[Lines of data]
+ + + + + + +
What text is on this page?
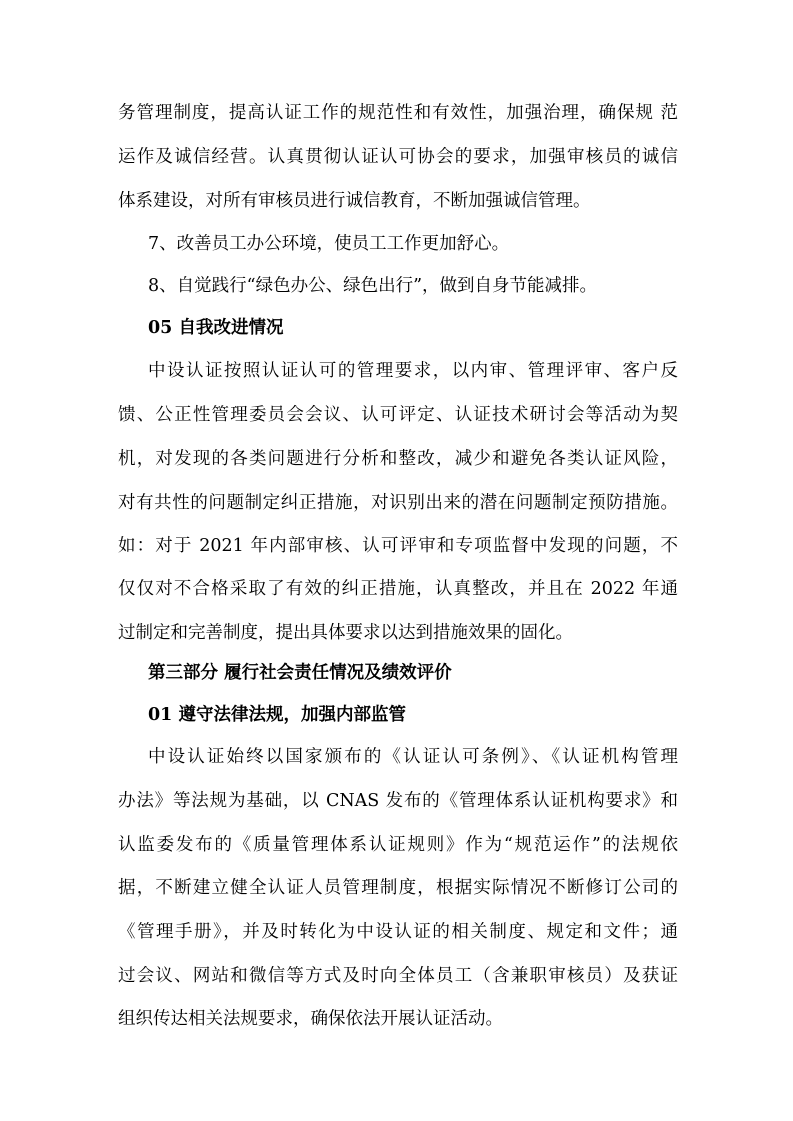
务管理制度，提高认证工作的规范性和有效性，加强治理，确保规 范
运作及诚信经营。认真贯彻认证认可协会的要求，加强审核员的诚信
体系建设，对所有审核员进行诚信教育，不断加强诚信管理。
7、改善员工办公环境，使员工工作更加舒心。
8、自觉践行“绿色办公、绿色出行”，做到自身节能减排。
05 自我改进情况
中设认证按照认证认可的管理要求，以内审、管理评审、客户反
馈、公正性管理委员会会议、认可评定、认证技术研讨会等活动为契
机，对发现的各类问题进行分析和整改，减少和避免各类认证风险，
对有共性的问题制定纠正措施，对识别出来的潜在问题制定预防措施。
如：对于 2021 年内部审核、认可评审和专项监督中发现的问题，不
仅仅对不合格采取了有效的纠正措施，认真整改，并且在 2022 年通
过制定和完善制度，提出具体要求以达到措施效果的固化。
第三部分 履行社会责任情况及绩效评价
01 遵守法律法规，加强内部监管
中设认证始终以国家颁布的《认证认可条例》、《认证机构管理
办法》等法规为基础，以 CNAS 发布的《管理体系认证机构要求》和
认监委发布的《质量管理体系认证规则》作为“规范运作”的法规依
据，不断建立健全认证人员管理制度，根据实际情况不断修订公司的
《管理手册》，并及时转化为中设认证的相关制度、规定和文件；通
过会议、网站和微信等方式及时向全体员工（含兼职审核员）及获证
组织传达相关法规要求，确保依法开展认证活动。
+ + + + + + +
THE TASK. All entries must be written out again exactly as given, with no pictures in the copy.

COMPLETED TASK.
What text is on this page?
务管理制度，提高认证工作的规范性和有效性，加强治理，确保规 范
运作及诚信经营。认真贯彻认证认可协会的要求，加强审核员的诚信
体系建设，对所有审核员进行诚信教育，不断加强诚信管理。
7、改善员工办公环境，使员工工作更加舒心。
8、自觉践行“绿色办公、绿色出行”，做到自身节能减排。
05 自我改进情况
中设认证按照认证认可的管理要求，以内审、管理评审、客户反
馈、公正性管理委员会会议、认可评定、认证技术研讨会等活动为契
机，对发现的各类问题进行分析和整改，减少和避免各类认证风险，
对有共性的问题制定纠正措施，对识别出来的潜在问题制定预防措施。
如：对于 2021 年内部审核、认可评审和专项监督中发现的问题，不
仅仅对不合格采取了有效的纠正措施，认真整改，并且在 2022 年通
过制定和完善制度，提出具体要求以达到措施效果的固化。
第三部分 履行社会责任情况及绩效评价
01 遵守法律法规，加强内部监管
中设认证始终以国家颁布的《认证认可条例》、《认证机构管理
办法》等法规为基础，以 CNAS 发布的《管理体系认证机构要求》和
认监委发布的《质量管理体系认证规则》作为“规范运作”的法规依
据，不断建立健全认证人员管理制度，根据实际情况不断修订公司的
《管理手册》，并及时转化为中设认证的相关制度、规定和文件；通
过会议、网站和微信等方式及时向全体员工（含兼职审核员）及获证
组织传达相关法规要求，确保依法开展认证活动。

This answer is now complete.